● **DOKUMENTTEXT**
#####
# lwjgl - Skysphere



## faustdonner (26. Sep 2012)

Hallo Leute. Ich programmiere gerade ein Voxel-Game und würde gerne einen Himmel habe. Wennmöglich eine drehende texturierte Skysphere um Tag und Nacht zu simulieren. Ich hoffe mir kann jemand helfen.

MFG faustdonner


----------



## Guest2 (26. Sep 2012)

Moin,

das ist ein weites Feld, einen schönen Ansatz gibt es z.B. damit: GPU Gems - Chapter 16. Accurate Atmospheric Scattering

Vermutlich suchst Du aber etwas einfacheres. Und dazu wäre es gut zu wissen, was Du verwendest (LWJGL, JOGL, jME, Java3D, ...), was Deine Zielplattform ist (OpenGL 1.1 – 4.2, ES 1 – 2, Swing, Desktop, Android), was Du genau darstellen willst (Kugel von innen, glatt oder aus Blöcken, beleuchtet, leuchtend, Zerstreuung, Beispiele). Und schlussendlich, wo genau es bei Dir bei der Umsetzung hapert.
#####
● **GEGEBENE DATEN**
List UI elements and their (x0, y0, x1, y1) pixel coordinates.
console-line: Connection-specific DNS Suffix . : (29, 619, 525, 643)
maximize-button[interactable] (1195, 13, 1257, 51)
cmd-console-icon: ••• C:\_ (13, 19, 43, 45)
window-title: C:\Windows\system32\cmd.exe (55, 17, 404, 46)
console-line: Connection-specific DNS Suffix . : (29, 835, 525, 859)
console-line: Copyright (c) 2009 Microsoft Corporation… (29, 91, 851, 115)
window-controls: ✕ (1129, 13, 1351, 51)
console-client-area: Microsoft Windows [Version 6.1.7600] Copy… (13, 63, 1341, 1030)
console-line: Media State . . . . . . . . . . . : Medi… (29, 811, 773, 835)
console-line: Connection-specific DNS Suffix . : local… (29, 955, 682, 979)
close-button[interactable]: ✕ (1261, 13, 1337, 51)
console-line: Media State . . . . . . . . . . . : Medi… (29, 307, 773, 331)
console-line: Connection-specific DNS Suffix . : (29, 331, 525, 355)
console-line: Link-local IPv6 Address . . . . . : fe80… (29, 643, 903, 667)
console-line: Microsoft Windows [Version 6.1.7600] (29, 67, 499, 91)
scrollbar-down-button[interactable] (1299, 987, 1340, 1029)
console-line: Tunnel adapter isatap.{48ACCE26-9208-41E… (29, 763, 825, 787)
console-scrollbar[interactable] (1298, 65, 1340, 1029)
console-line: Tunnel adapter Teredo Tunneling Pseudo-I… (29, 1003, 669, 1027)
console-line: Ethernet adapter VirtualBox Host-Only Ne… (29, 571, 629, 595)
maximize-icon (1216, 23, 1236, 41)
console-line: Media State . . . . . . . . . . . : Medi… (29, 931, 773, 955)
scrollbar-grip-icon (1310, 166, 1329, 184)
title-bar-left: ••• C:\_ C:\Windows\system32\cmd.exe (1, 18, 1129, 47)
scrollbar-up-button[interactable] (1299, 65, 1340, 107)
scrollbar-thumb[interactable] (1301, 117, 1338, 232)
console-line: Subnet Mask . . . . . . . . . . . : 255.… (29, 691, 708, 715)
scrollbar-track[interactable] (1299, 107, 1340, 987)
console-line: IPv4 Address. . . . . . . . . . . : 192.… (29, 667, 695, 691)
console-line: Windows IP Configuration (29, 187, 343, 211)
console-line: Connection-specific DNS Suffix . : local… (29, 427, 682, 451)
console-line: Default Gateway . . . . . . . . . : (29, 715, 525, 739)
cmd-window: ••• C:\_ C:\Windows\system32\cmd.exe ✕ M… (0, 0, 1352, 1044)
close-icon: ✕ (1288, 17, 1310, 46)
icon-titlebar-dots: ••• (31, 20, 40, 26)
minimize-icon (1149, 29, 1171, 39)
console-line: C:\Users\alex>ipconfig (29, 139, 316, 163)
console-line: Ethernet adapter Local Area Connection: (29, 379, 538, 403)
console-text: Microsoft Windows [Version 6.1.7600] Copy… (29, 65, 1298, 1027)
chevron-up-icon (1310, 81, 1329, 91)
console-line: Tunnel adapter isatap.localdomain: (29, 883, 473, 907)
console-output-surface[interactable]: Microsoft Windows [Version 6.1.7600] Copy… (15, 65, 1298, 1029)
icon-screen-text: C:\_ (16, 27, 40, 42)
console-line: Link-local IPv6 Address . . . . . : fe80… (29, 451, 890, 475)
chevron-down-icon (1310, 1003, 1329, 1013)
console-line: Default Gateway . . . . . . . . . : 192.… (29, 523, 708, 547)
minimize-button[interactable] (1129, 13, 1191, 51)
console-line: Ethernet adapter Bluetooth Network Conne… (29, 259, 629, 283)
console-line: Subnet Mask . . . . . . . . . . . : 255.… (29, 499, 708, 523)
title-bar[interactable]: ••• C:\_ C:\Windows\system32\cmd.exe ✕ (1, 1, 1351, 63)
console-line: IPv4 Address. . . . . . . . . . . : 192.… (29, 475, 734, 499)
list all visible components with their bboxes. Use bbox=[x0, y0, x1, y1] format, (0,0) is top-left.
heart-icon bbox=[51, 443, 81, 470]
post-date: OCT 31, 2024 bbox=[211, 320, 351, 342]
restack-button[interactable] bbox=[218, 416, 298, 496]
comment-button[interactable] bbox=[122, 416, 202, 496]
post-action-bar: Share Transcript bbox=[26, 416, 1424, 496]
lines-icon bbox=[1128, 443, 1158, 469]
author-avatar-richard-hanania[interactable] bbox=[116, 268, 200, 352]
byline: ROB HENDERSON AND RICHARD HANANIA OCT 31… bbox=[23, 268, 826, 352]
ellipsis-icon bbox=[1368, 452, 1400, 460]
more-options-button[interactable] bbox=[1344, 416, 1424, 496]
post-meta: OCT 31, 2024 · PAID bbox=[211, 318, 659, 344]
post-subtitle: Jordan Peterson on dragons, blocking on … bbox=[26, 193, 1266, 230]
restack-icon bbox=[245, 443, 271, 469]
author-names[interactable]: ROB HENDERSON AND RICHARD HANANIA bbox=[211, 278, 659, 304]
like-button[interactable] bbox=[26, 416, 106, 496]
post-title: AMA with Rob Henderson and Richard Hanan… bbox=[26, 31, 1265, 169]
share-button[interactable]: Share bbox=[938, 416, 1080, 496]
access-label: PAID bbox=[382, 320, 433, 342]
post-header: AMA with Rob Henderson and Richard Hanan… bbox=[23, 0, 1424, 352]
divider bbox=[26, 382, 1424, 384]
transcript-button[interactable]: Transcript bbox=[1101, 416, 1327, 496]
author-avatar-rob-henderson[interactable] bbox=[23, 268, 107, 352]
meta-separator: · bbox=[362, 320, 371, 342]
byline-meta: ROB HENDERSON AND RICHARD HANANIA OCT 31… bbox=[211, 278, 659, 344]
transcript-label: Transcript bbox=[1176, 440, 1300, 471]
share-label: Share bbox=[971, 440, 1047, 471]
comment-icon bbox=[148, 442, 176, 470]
#####
● **AUFGABE**
Welches Kapitel aus GPU Gems nennt Guest2 im Dokumenttext als schönen Ansatz? Maßgeblich ist allein der Dokumenttext.

● **ERLEDIGTE AUFGABE**
Kapitel 16, „Accurate Atmospheric Scattering“.